_What the task asks_. Restate every record exactly as it is written, while omitting the pictures it holds.

+++ Input data +++

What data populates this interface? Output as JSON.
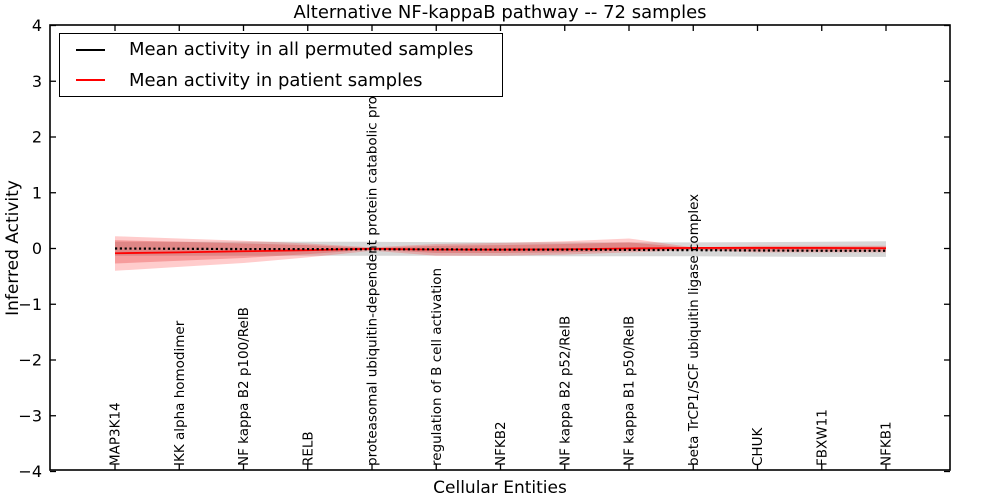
{
  "chart_data": {
    "type": "line",
    "title": "Alternative NF-kappaB pathway -- 72 samples",
    "xlabel": "Cellular Entities",
    "ylabel": "Inferred Activity",
    "ylim": [
      -4,
      4
    ],
    "yticks": [
      "4",
      "3",
      "2",
      "1",
      "0",
      "−1",
      "−2",
      "−3",
      "−4"
    ],
    "grid": false,
    "legend_position": "upper left",
    "categories": [
      "MAP3K14",
      "IKK alpha homodimer",
      "NF kappa B2 p100/RelB",
      "RELB",
      "proteasomal ubiquitin-dependent protein catabolic pro",
      "regulation of B cell activation",
      "NFKB2",
      "NF kappa B2 p52/RelB",
      "NF kappa B1 p50/RelB",
      "beta TrCP1/SCF ubiquitin ligase complex",
      "CHUK",
      "FBXW11",
      "NFKB1"
    ],
    "series": [
      {
        "name": "Mean activity in all permuted samples",
        "color": "#000000",
        "style": "dashed",
        "values": [
          0.0,
          -0.005,
          -0.01,
          -0.01,
          -0.015,
          -0.015,
          -0.02,
          -0.02,
          -0.025,
          -0.03,
          -0.035,
          -0.04,
          -0.04
        ]
      },
      {
        "name": "Mean activity in patient samples",
        "color": "#ff0000",
        "style": "solid",
        "values": [
          -0.085,
          -0.07,
          -0.05,
          -0.03,
          -0.005,
          -0.02,
          -0.02,
          -0.015,
          0.0,
          0.01,
          0.01,
          0.01,
          0.005
        ]
      }
    ],
    "bands": [
      {
        "name": "permuted-samples-range",
        "color": "#8c8c8c",
        "opacity": 0.35,
        "upper": [
          0.12,
          0.12,
          0.12,
          0.12,
          0.12,
          0.115,
          0.11,
          0.11,
          0.11,
          0.11,
          0.115,
          0.12,
          0.13
        ],
        "lower": [
          -0.13,
          -0.13,
          -0.13,
          -0.13,
          -0.13,
          -0.13,
          -0.135,
          -0.14,
          -0.14,
          -0.14,
          -0.145,
          -0.15,
          -0.15
        ]
      },
      {
        "name": "patient-samples-range-outer",
        "color": "#ff0000",
        "opacity": 0.2,
        "upper": [
          0.22,
          0.18,
          0.14,
          0.09,
          0.02,
          0.08,
          0.1,
          0.13,
          0.18,
          0.02,
          0.05,
          0.05,
          0.05
        ],
        "lower": [
          -0.4,
          -0.33,
          -0.26,
          -0.16,
          -0.04,
          -0.13,
          -0.13,
          -0.11,
          -0.07,
          -0.03,
          -0.07,
          -0.07,
          -0.07
        ]
      },
      {
        "name": "patient-samples-range-inner",
        "color": "#e03030",
        "opacity": 0.3,
        "upper": [
          0.15,
          0.12,
          0.09,
          0.06,
          0.01,
          0.05,
          0.06,
          0.08,
          0.11,
          0.01,
          0.03,
          0.03,
          0.03
        ],
        "lower": [
          -0.27,
          -0.22,
          -0.17,
          -0.1,
          -0.02,
          -0.08,
          -0.08,
          -0.07,
          -0.04,
          -0.02,
          -0.04,
          -0.04,
          -0.04
        ]
      }
    ]
  }
}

+++

_Exercise response_.
What data populates this interface? Output as JSON.
{
  "chart_data": {
    "type": "line",
    "title": "Alternative NF-kappaB pathway -- 72 samples",
    "xlabel": "Cellular Entities",
    "ylabel": "Inferred Activity",
    "ylim": [
      -4,
      4
    ],
    "yticks": [
      "4",
      "3",
      "2",
      "1",
      "0",
      "−1",
      "−2",
      "−3",
      "−4"
    ],
    "grid": false,
    "legend_position": "upper left",
    "categories": [
      "MAP3K14",
      "IKK alpha homodimer",
      "NF kappa B2 p100/RelB",
      "RELB",
      "proteasomal ubiquitin-dependent protein catabolic pro",
      "regulation of B cell activation",
      "NFKB2",
      "NF kappa B2 p52/RelB",
      "NF kappa B1 p50/RelB",
      "beta TrCP1/SCF ubiquitin ligase complex",
      "CHUK",
      "FBXW11",
      "NFKB1"
    ],
    "series": [
      {
        "name": "Mean activity in all permuted samples",
        "color": "#000000",
        "style": "dashed",
        "values": [
          0.0,
          -0.005,
          -0.01,
          -0.01,
          -0.015,
          -0.015,
          -0.02,
          -0.02,
          -0.025,
          -0.03,
          -0.035,
          -0.04,
          -0.04
        ]
      },
      {
        "name": "Mean activity in patient samples",
        "color": "#ff0000",
        "style": "solid",
        "values": [
          -0.085,
          -0.07,
          -0.05,
          -0.03,
          -0.005,
          -0.02,
          -0.02,
          -0.015,
          0.0,
          0.01,
          0.01,
          0.01,
          0.005
        ]
      }
    ],
    "bands": [
      {
        "name": "permuted-samples-range",
        "color": "#8c8c8c",
        "opacity": 0.35,
        "upper": [
          0.12,
          0.12,
          0.12,
          0.12,
          0.12,
          0.115,
          0.11,
          0.11,
          0.11,
          0.11,
          0.115,
          0.12,
          0.13
        ],
        "lower": [
          -0.13,
          -0.13,
          -0.13,
          -0.13,
          -0.13,
          -0.13,
          -0.135,
          -0.14,
          -0.14,
          -0.14,
          -0.145,
          -0.15,
          -0.15
        ]
      },
      {
        "name": "patient-samples-range-outer",
        "color": "#ff0000",
        "opacity": 0.2,
        "upper": [
          0.22,
          0.18,
          0.14,
          0.09,
          0.02,
          0.08,
          0.1,
          0.13,
          0.18,
          0.02,
          0.05,
          0.05,
          0.05
        ],
        "lower": [
          -0.4,
          -0.33,
          -0.26,
          -0.16,
          -0.04,
          -0.13,
          -0.13,
          -0.11,
          -0.07,
          -0.03,
          -0.07,
          -0.07,
          -0.07
        ]
      },
      {
        "name": "patient-samples-range-inner",
        "color": "#e03030",
        "opacity": 0.3,
        "upper": [
          0.15,
          0.12,
          0.09,
          0.06,
          0.01,
          0.05,
          0.06,
          0.08,
          0.11,
          0.01,
          0.03,
          0.03,
          0.03
        ],
        "lower": [
          -0.27,
          -0.22,
          -0.17,
          -0.1,
          -0.02,
          -0.08,
          -0.08,
          -0.07,
          -0.04,
          -0.02,
          -0.04,
          -0.04,
          -0.04
        ]
      }
    ]
  }
}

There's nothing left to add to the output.